---------- Input rows

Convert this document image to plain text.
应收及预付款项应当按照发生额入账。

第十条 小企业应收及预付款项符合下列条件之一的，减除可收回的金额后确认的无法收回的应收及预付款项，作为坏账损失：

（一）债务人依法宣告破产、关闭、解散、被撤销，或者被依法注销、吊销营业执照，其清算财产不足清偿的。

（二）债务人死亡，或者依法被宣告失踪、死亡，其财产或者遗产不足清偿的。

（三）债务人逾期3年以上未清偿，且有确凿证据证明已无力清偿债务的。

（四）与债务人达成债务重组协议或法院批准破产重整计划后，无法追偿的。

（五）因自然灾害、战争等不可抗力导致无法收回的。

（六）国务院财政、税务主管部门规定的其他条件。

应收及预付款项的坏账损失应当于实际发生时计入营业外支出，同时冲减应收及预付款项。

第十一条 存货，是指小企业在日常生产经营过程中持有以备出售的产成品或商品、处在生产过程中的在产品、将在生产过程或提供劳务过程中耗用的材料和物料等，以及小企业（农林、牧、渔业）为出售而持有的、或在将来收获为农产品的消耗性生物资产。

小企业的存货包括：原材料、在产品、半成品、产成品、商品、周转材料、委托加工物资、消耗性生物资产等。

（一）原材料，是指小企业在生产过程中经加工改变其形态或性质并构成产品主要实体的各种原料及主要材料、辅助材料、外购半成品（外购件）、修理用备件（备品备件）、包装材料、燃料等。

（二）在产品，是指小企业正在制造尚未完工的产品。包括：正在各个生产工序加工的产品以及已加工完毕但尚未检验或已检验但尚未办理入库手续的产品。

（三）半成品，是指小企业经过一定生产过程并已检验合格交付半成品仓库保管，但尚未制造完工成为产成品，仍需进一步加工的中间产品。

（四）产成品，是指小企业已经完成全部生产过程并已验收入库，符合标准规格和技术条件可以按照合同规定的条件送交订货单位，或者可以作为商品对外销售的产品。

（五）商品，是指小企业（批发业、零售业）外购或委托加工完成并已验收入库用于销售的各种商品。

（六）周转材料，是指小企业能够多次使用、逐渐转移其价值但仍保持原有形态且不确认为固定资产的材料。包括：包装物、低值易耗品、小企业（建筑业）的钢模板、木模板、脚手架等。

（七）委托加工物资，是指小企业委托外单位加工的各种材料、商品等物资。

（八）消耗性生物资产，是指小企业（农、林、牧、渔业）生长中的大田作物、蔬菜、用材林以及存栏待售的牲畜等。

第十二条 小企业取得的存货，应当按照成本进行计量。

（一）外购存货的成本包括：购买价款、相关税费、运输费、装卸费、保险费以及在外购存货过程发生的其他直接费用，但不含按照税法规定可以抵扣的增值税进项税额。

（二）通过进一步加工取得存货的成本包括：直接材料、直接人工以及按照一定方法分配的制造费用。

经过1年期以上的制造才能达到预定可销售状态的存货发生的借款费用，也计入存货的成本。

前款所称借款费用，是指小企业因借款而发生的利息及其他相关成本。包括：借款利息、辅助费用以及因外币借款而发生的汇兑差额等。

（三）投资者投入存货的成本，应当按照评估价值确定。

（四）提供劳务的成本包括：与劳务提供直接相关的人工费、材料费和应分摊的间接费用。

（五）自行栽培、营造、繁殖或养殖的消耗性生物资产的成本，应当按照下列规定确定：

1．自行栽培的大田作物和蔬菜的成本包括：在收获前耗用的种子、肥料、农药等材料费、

--------------------
---------- Input rows

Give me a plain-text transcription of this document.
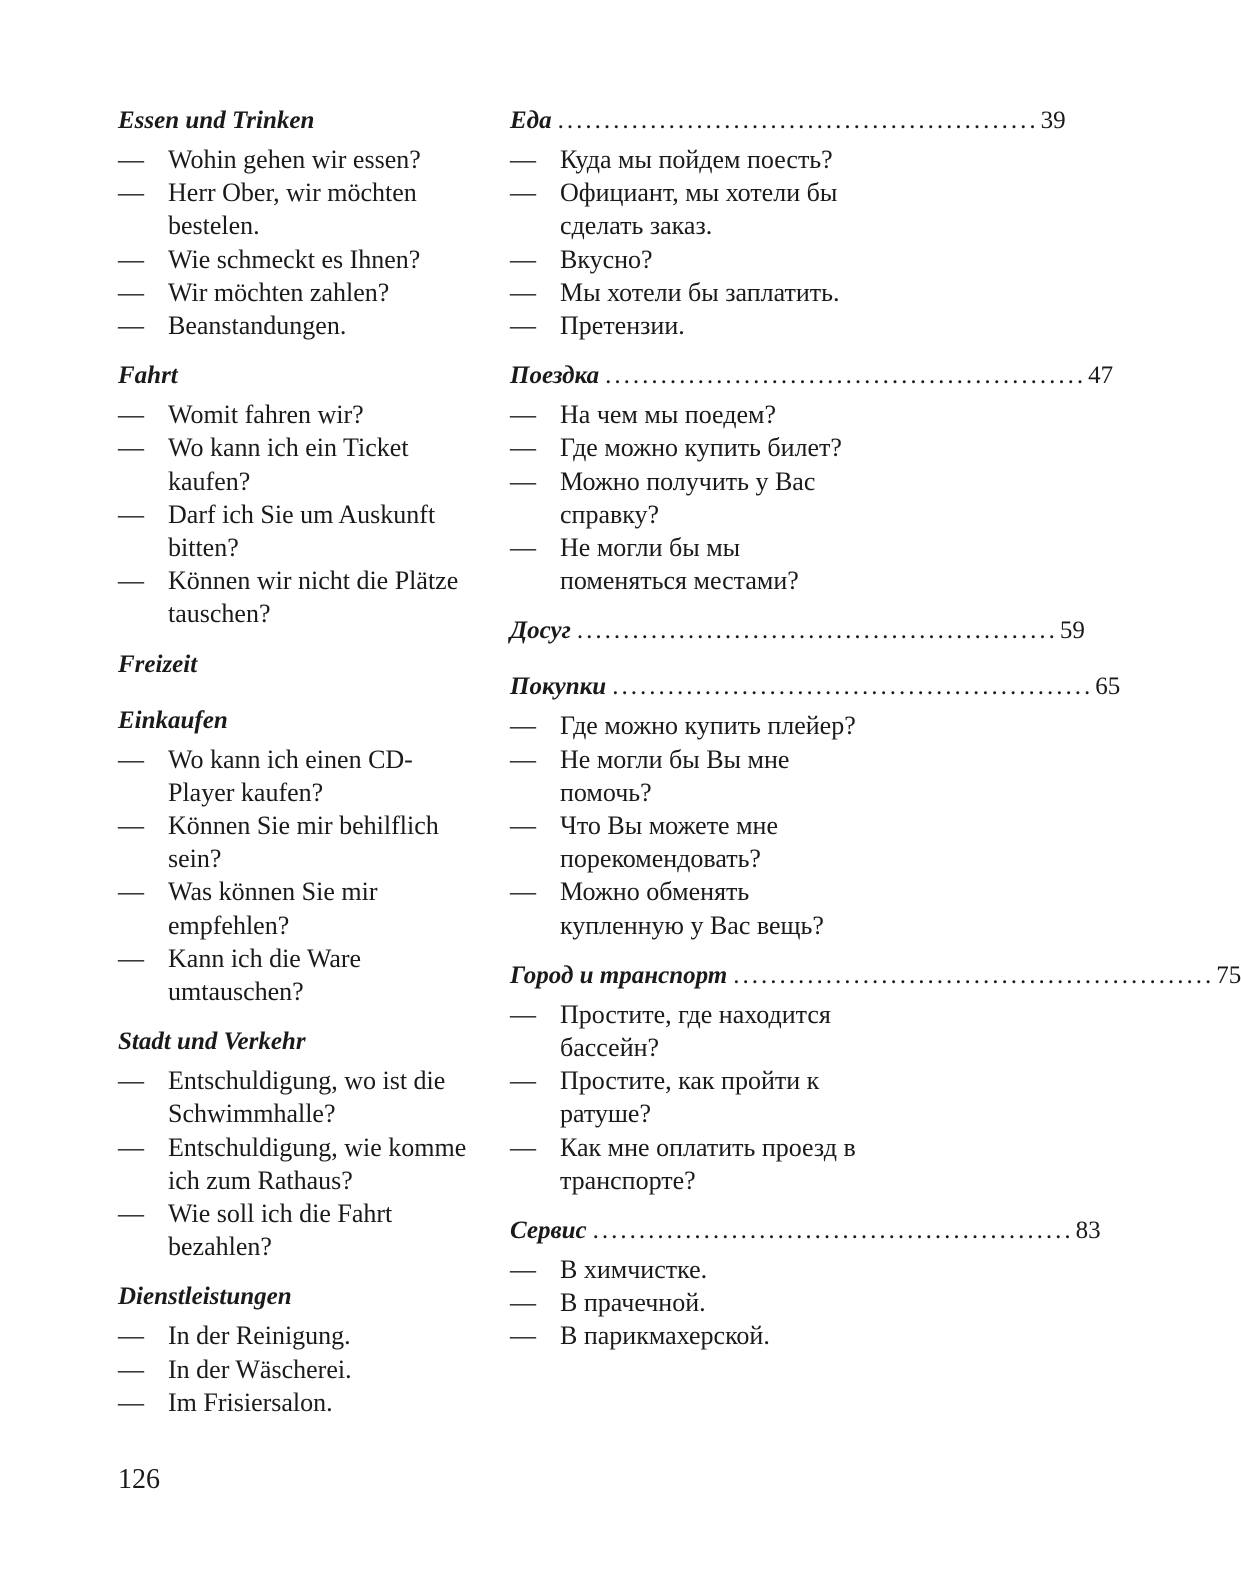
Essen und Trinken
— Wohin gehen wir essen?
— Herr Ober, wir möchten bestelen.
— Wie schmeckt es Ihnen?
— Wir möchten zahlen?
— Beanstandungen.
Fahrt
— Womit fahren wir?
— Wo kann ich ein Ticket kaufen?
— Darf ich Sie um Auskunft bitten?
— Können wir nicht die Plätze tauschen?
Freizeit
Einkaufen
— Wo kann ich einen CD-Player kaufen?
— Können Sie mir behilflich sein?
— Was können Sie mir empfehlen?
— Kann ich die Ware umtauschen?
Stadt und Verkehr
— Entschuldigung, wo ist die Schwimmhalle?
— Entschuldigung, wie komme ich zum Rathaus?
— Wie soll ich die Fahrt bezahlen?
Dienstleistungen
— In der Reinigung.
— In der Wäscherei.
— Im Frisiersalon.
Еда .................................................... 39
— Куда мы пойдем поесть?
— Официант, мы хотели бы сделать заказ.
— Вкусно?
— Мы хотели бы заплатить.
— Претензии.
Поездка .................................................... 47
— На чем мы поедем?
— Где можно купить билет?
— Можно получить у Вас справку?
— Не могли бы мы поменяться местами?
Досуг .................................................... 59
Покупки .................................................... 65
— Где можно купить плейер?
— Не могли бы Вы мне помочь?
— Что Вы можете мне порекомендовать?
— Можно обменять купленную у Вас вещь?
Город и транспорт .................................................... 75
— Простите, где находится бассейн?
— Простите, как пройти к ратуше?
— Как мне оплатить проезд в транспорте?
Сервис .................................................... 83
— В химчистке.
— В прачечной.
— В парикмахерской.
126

--------------------
---------- Input rows

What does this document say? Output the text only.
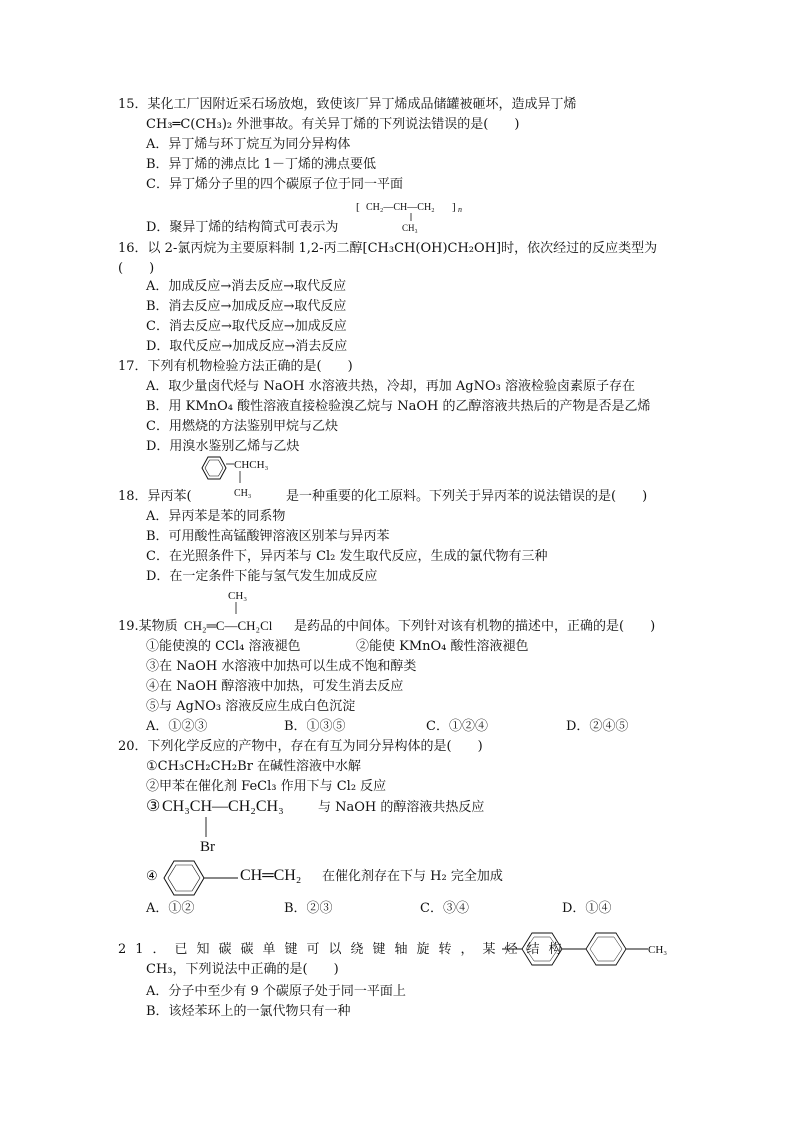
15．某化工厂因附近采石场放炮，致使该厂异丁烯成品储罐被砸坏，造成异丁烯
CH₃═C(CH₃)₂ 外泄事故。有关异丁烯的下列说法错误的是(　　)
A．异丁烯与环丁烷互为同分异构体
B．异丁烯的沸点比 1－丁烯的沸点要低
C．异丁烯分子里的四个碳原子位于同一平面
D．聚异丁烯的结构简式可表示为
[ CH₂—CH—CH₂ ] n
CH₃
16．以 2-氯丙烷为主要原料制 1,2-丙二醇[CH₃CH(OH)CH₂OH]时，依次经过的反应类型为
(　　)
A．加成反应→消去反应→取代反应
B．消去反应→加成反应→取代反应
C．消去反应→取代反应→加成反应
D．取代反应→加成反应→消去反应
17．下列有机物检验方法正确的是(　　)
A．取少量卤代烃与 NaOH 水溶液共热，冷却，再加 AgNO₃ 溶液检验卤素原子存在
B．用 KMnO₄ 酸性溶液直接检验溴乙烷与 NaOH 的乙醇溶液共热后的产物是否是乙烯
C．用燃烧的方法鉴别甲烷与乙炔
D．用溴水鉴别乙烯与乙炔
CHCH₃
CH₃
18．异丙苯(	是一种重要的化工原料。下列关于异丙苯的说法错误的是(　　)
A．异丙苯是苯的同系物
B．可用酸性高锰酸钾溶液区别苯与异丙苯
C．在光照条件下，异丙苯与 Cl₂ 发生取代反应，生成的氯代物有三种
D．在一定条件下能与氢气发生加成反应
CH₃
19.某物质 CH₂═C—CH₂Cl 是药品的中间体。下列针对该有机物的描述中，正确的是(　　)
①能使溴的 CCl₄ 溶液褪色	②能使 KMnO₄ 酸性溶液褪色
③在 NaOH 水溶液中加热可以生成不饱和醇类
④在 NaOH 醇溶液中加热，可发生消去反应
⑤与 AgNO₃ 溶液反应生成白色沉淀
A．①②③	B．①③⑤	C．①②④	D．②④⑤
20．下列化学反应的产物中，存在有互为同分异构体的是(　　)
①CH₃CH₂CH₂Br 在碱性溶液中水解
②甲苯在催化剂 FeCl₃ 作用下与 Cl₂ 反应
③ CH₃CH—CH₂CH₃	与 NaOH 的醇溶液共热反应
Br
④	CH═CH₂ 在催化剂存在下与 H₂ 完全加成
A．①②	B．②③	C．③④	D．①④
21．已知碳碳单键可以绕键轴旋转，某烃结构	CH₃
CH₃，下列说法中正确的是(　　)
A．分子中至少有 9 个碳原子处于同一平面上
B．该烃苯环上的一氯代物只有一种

--------------------

### The problem
List each line in the listing that contains the string "Простите".

### Solution below
— Простите, где находится бассейн?
— Простите, как пройти к ратуше?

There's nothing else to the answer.